### WHAT THE EXERCISE ASKS
Count every line where "March" shows up, and give that number only.

### RECORDS FOR THE EXERCISE
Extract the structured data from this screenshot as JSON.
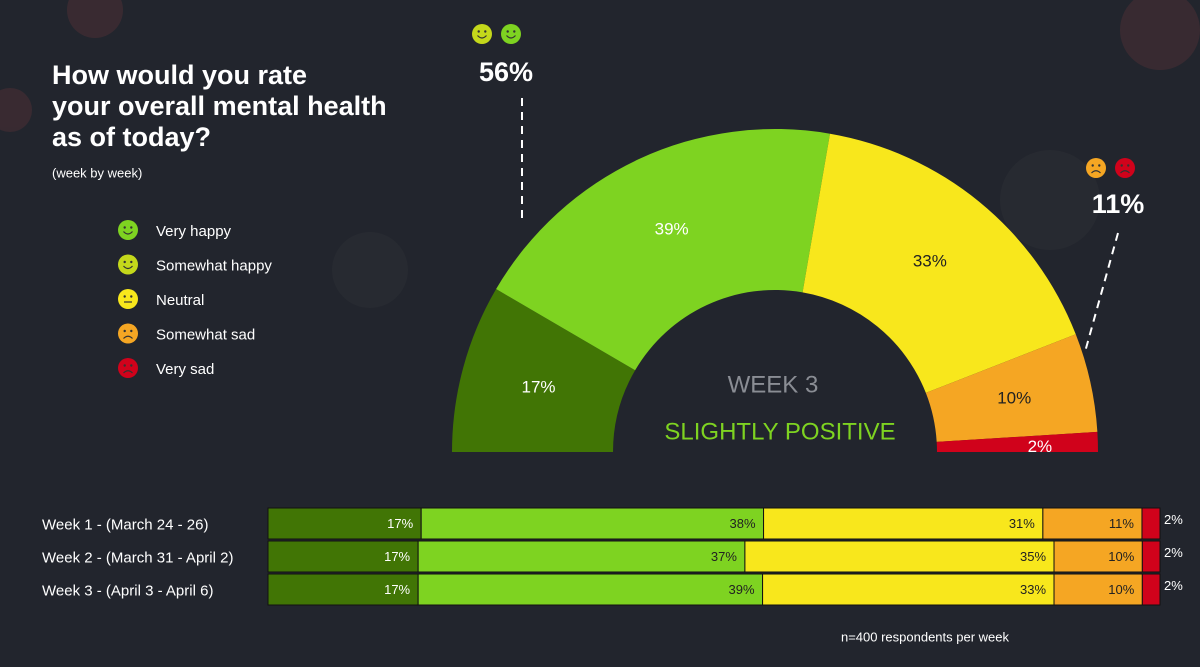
{
  "chart_data": [
    {
      "type": "semi-donut",
      "title": "How would you rate your overall mental health as of today?",
      "subtitle": "(week by week)",
      "center_label": "WEEK 3",
      "center_sublabel": "SLIGHTLY POSITIVE",
      "categories": [
        "Very happy",
        "Somewhat happy",
        "Neutral",
        "Somewhat sad",
        "Very sad"
      ],
      "values": [
        17,
        39,
        33,
        10,
        2
      ],
      "value_labels": [
        "17%",
        "39%",
        "33%",
        "10%",
        "2%"
      ],
      "colors": [
        "#417505",
        "#7ed321",
        "#f8e71c",
        "#f5a623",
        "#d0021b"
      ],
      "annotations": [
        {
          "value": 56,
          "label": "56%"
        },
        {
          "value": 11,
          "label": "11%"
        }
      ]
    },
    {
      "type": "stacked-bar-horizontal",
      "categories": [
        "Week 1 - (March 24 - 26)",
        "Week 2 - (March 31 - April 2)",
        "Week 3 - (April 3 - April 6)"
      ],
      "series": [
        {
          "name": "Very happy",
          "color": "#417505",
          "values": [
            17,
            17,
            17
          ],
          "value_labels": [
            "17%",
            "17%",
            "17%"
          ]
        },
        {
          "name": "Somewhat happy",
          "color": "#7ed321",
          "values": [
            38,
            37,
            39
          ],
          "value_labels": [
            "38%",
            "37%",
            "39%"
          ]
        },
        {
          "name": "Neutral",
          "color": "#f8e71c",
          "values": [
            31,
            35,
            33
          ],
          "value_labels": [
            "31%",
            "35%",
            "33%"
          ]
        },
        {
          "name": "Somewhat sad",
          "color": "#f5a623",
          "values": [
            11,
            10,
            10
          ],
          "value_labels": [
            "11%",
            "10%",
            "10%"
          ]
        },
        {
          "name": "Very sad",
          "color": "#d0021b",
          "values": [
            2,
            2,
            2
          ],
          "value_labels": [
            "2%",
            "2%",
            "2%"
          ]
        }
      ],
      "note": "n=400 respondents per week"
    }
  ]
}
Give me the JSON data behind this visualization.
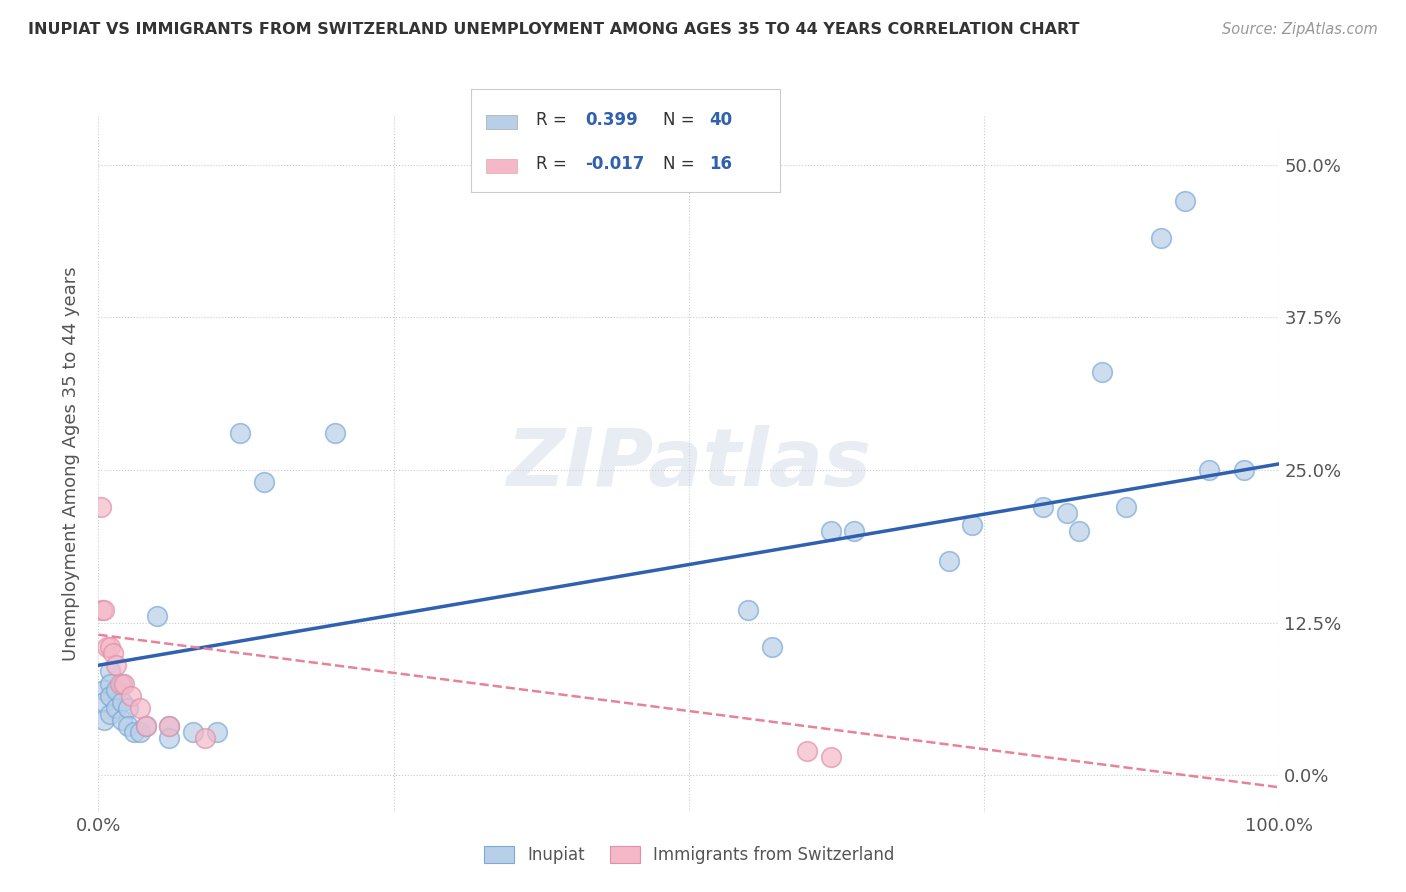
{
  "title": "INUPIAT VS IMMIGRANTS FROM SWITZERLAND UNEMPLOYMENT AMONG AGES 35 TO 44 YEARS CORRELATION CHART",
  "source": "Source: ZipAtlas.com",
  "ylabel": "Unemployment Among Ages 35 to 44 years",
  "xlim": [
    0.0,
    1.0
  ],
  "ylim": [
    -0.03,
    0.54
  ],
  "yticks": [
    0.0,
    0.125,
    0.25,
    0.375,
    0.5
  ],
  "ytick_labels": [
    "0.0%",
    "12.5%",
    "25.0%",
    "37.5%",
    "50.0%"
  ],
  "xticks": [
    0.0,
    0.25,
    0.5,
    0.75,
    1.0
  ],
  "xtick_labels": [
    "0.0%",
    "",
    "",
    "",
    "100.0%"
  ],
  "inupiat_color": "#b8cfe8",
  "swiss_color": "#f4b8c8",
  "inupiat_line_color": "#3060b0",
  "swiss_line_color": "#e8829a",
  "inupiat_x": [
    0.005,
    0.005,
    0.005,
    0.01,
    0.01,
    0.01,
    0.01,
    0.015,
    0.015,
    0.02,
    0.02,
    0.02,
    0.025,
    0.025,
    0.03,
    0.035,
    0.04,
    0.05,
    0.06,
    0.06,
    0.08,
    0.1,
    0.12,
    0.14,
    0.2,
    0.55,
    0.57,
    0.62,
    0.64,
    0.72,
    0.74,
    0.8,
    0.82,
    0.83,
    0.85,
    0.87,
    0.9,
    0.92,
    0.94,
    0.97
  ],
  "inupiat_y": [
    0.07,
    0.06,
    0.045,
    0.085,
    0.075,
    0.065,
    0.05,
    0.07,
    0.055,
    0.075,
    0.06,
    0.045,
    0.055,
    0.04,
    0.035,
    0.035,
    0.04,
    0.13,
    0.04,
    0.03,
    0.035,
    0.035,
    0.28,
    0.24,
    0.28,
    0.135,
    0.105,
    0.2,
    0.2,
    0.175,
    0.205,
    0.22,
    0.215,
    0.2,
    0.33,
    0.22,
    0.44,
    0.47,
    0.25,
    0.25
  ],
  "swiss_x": [
    0.002,
    0.003,
    0.005,
    0.007,
    0.01,
    0.012,
    0.015,
    0.018,
    0.022,
    0.028,
    0.035,
    0.04,
    0.06,
    0.09,
    0.6,
    0.62
  ],
  "swiss_y": [
    0.22,
    0.135,
    0.135,
    0.105,
    0.105,
    0.1,
    0.09,
    0.075,
    0.075,
    0.065,
    0.055,
    0.04,
    0.04,
    0.03,
    0.02,
    0.015
  ],
  "inupiat_line_x0": 0.0,
  "inupiat_line_y0": 0.09,
  "inupiat_line_x1": 1.0,
  "inupiat_line_y1": 0.255,
  "swiss_line_x0": 0.0,
  "swiss_line_y0": 0.115,
  "swiss_line_x1": 1.0,
  "swiss_line_y1": -0.01
}
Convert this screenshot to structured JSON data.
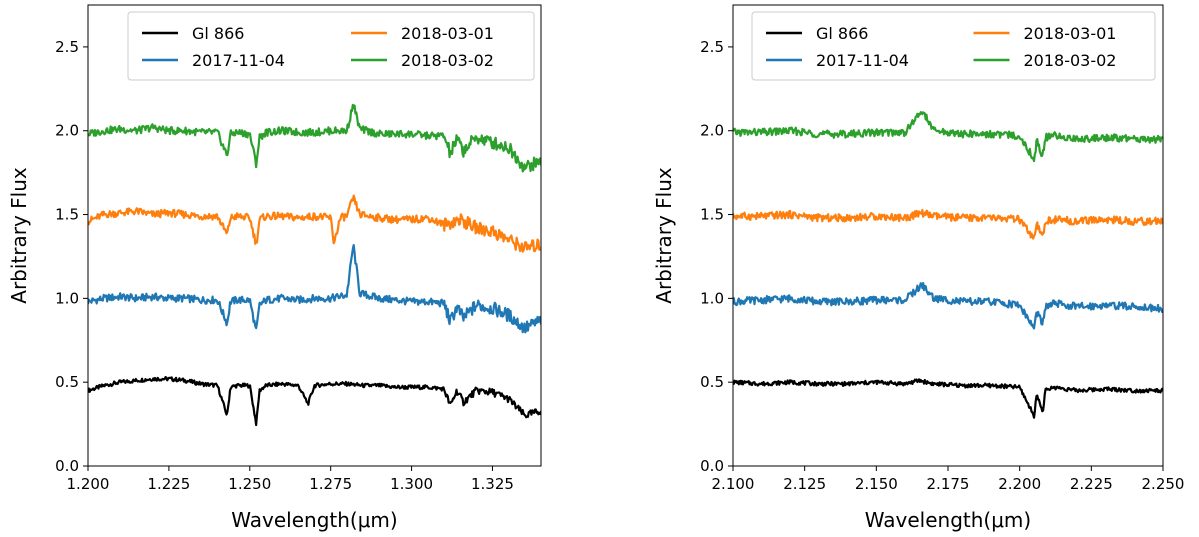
{
  "chart_data": [
    {
      "type": "line",
      "xlabel": "Wavelength(μm)",
      "ylabel": "Arbitrary Flux",
      "xlim": [
        1.2,
        1.34
      ],
      "ylim": [
        0.0,
        2.75
      ],
      "xticks": [
        "1.200",
        "1.225",
        "1.250",
        "1.275",
        "1.300",
        "1.325"
      ],
      "yticks": [
        "0.0",
        "0.5",
        "1.0",
        "1.5",
        "2.0",
        "2.5"
      ],
      "grid": false,
      "legend_position": "top",
      "series": [
        {
          "name": "Gl 866",
          "color": "#000000",
          "offset": 0.5,
          "x": [
            1.2,
            1.205,
            1.21,
            1.215,
            1.22,
            1.225,
            1.23,
            1.235,
            1.24,
            1.243,
            1.244,
            1.246,
            1.25,
            1.252,
            1.253,
            1.255,
            1.26,
            1.265,
            1.268,
            1.27,
            1.275,
            1.28,
            1.285,
            1.29,
            1.295,
            1.3,
            1.305,
            1.31,
            1.312,
            1.314,
            1.316,
            1.32,
            1.325,
            1.33,
            1.335,
            1.34
          ],
          "y": [
            0.45,
            0.48,
            0.5,
            0.51,
            0.52,
            0.52,
            0.51,
            0.49,
            0.48,
            0.3,
            0.47,
            0.48,
            0.48,
            0.25,
            0.45,
            0.48,
            0.49,
            0.48,
            0.37,
            0.48,
            0.49,
            0.49,
            0.48,
            0.48,
            0.47,
            0.47,
            0.47,
            0.46,
            0.36,
            0.45,
            0.38,
            0.45,
            0.44,
            0.4,
            0.3,
            0.33
          ]
        },
        {
          "name": "2017-11-04",
          "color": "#1f77b4",
          "offset": 1.0,
          "x": [
            1.2,
            1.205,
            1.21,
            1.215,
            1.22,
            1.225,
            1.23,
            1.235,
            1.24,
            1.243,
            1.244,
            1.246,
            1.25,
            1.252,
            1.253,
            1.255,
            1.26,
            1.265,
            1.27,
            1.275,
            1.28,
            1.282,
            1.284,
            1.29,
            1.295,
            1.3,
            1.305,
            1.31,
            1.312,
            1.314,
            1.316,
            1.32,
            1.325,
            1.33,
            1.335,
            1.34
          ],
          "y": [
            0.98,
            1.0,
            1.01,
            1.0,
            1.01,
            1.0,
            1.0,
            0.99,
            0.99,
            0.85,
            0.98,
            0.99,
            0.99,
            0.8,
            0.96,
            0.99,
            1.0,
            0.99,
            1.0,
            1.0,
            1.02,
            1.32,
            1.03,
            1.0,
            0.99,
            0.98,
            0.98,
            0.97,
            0.86,
            0.95,
            0.88,
            0.96,
            0.94,
            0.9,
            0.82,
            0.87
          ]
        },
        {
          "name": "2018-03-01",
          "color": "#ff7f0e",
          "offset": 1.5,
          "x": [
            1.2,
            1.205,
            1.21,
            1.215,
            1.22,
            1.225,
            1.23,
            1.235,
            1.24,
            1.243,
            1.244,
            1.246,
            1.25,
            1.252,
            1.253,
            1.255,
            1.26,
            1.265,
            1.27,
            1.275,
            1.276,
            1.278,
            1.28,
            1.282,
            1.284,
            1.29,
            1.295,
            1.3,
            1.305,
            1.31,
            1.315,
            1.32,
            1.325,
            1.33,
            1.335,
            1.34
          ],
          "y": [
            1.46,
            1.5,
            1.51,
            1.52,
            1.5,
            1.51,
            1.5,
            1.49,
            1.49,
            1.38,
            1.48,
            1.49,
            1.48,
            1.32,
            1.47,
            1.49,
            1.49,
            1.48,
            1.49,
            1.48,
            1.33,
            1.48,
            1.49,
            1.6,
            1.5,
            1.48,
            1.47,
            1.47,
            1.48,
            1.44,
            1.47,
            1.42,
            1.4,
            1.35,
            1.3,
            1.32
          ]
        },
        {
          "name": "2018-03-02",
          "color": "#2ca02c",
          "offset": 2.0,
          "x": [
            1.2,
            1.205,
            1.21,
            1.215,
            1.22,
            1.225,
            1.23,
            1.235,
            1.24,
            1.243,
            1.244,
            1.246,
            1.25,
            1.252,
            1.253,
            1.255,
            1.26,
            1.265,
            1.27,
            1.275,
            1.28,
            1.282,
            1.284,
            1.29,
            1.295,
            1.3,
            1.305,
            1.31,
            1.312,
            1.314,
            1.316,
            1.32,
            1.325,
            1.33,
            1.335,
            1.34
          ],
          "y": [
            1.98,
            2.0,
            2.01,
            2.0,
            2.02,
            2.0,
            2.0,
            1.99,
            1.99,
            1.85,
            1.98,
            1.99,
            1.98,
            1.8,
            1.96,
            1.99,
            2.0,
            1.99,
            1.99,
            2.0,
            2.0,
            2.16,
            2.01,
            1.98,
            1.98,
            1.98,
            1.97,
            1.97,
            1.86,
            1.95,
            1.88,
            1.96,
            1.93,
            1.9,
            1.78,
            1.82
          ]
        }
      ]
    },
    {
      "type": "line",
      "xlabel": "Wavelength(μm)",
      "ylabel": "Arbitrary Flux",
      "xlim": [
        2.1,
        2.25
      ],
      "ylim": [
        0.0,
        2.75
      ],
      "xticks": [
        "2.100",
        "2.125",
        "2.150",
        "2.175",
        "2.200",
        "2.225",
        "2.250"
      ],
      "yticks": [
        "0.0",
        "0.5",
        "1.0",
        "1.5",
        "2.0",
        "2.5"
      ],
      "grid": false,
      "legend_position": "top",
      "series": [
        {
          "name": "Gl 866",
          "color": "#000000",
          "offset": 0.5,
          "x": [
            2.1,
            2.11,
            2.12,
            2.13,
            2.14,
            2.15,
            2.16,
            2.165,
            2.17,
            2.18,
            2.19,
            2.2,
            2.205,
            2.206,
            2.208,
            2.209,
            2.212,
            2.22,
            2.23,
            2.24,
            2.25
          ],
          "y": [
            0.5,
            0.49,
            0.5,
            0.49,
            0.49,
            0.5,
            0.49,
            0.51,
            0.49,
            0.48,
            0.48,
            0.47,
            0.3,
            0.43,
            0.32,
            0.45,
            0.47,
            0.45,
            0.46,
            0.45,
            0.45
          ]
        },
        {
          "name": "2017-11-04",
          "color": "#1f77b4",
          "offset": 1.0,
          "x": [
            2.1,
            2.11,
            2.12,
            2.13,
            2.14,
            2.15,
            2.16,
            2.166,
            2.17,
            2.18,
            2.19,
            2.2,
            2.205,
            2.206,
            2.208,
            2.209,
            2.212,
            2.22,
            2.23,
            2.24,
            2.25
          ],
          "y": [
            0.98,
            0.99,
            1.0,
            0.98,
            0.98,
            0.99,
            0.99,
            1.08,
            1.0,
            0.98,
            0.98,
            0.96,
            0.82,
            0.92,
            0.84,
            0.95,
            0.97,
            0.95,
            0.96,
            0.95,
            0.94
          ]
        },
        {
          "name": "2018-03-01",
          "color": "#ff7f0e",
          "offset": 1.5,
          "x": [
            2.1,
            2.11,
            2.12,
            2.13,
            2.14,
            2.15,
            2.16,
            2.166,
            2.17,
            2.18,
            2.19,
            2.2,
            2.205,
            2.206,
            2.208,
            2.209,
            2.212,
            2.22,
            2.23,
            2.24,
            2.25
          ],
          "y": [
            1.49,
            1.49,
            1.5,
            1.48,
            1.48,
            1.49,
            1.48,
            1.51,
            1.49,
            1.48,
            1.48,
            1.47,
            1.35,
            1.44,
            1.36,
            1.46,
            1.47,
            1.46,
            1.47,
            1.46,
            1.46
          ]
        },
        {
          "name": "2018-03-02",
          "color": "#2ca02c",
          "offset": 2.0,
          "x": [
            2.1,
            2.11,
            2.12,
            2.13,
            2.14,
            2.15,
            2.16,
            2.166,
            2.17,
            2.18,
            2.19,
            2.2,
            2.205,
            2.206,
            2.208,
            2.209,
            2.212,
            2.22,
            2.23,
            2.24,
            2.25
          ],
          "y": [
            1.99,
            1.99,
            2.0,
            1.98,
            1.98,
            1.99,
            1.99,
            2.12,
            2.0,
            1.98,
            1.98,
            1.97,
            1.83,
            1.94,
            1.85,
            1.96,
            1.97,
            1.95,
            1.96,
            1.95,
            1.95
          ]
        }
      ]
    }
  ]
}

### RESPONSE TO THIS TASK
2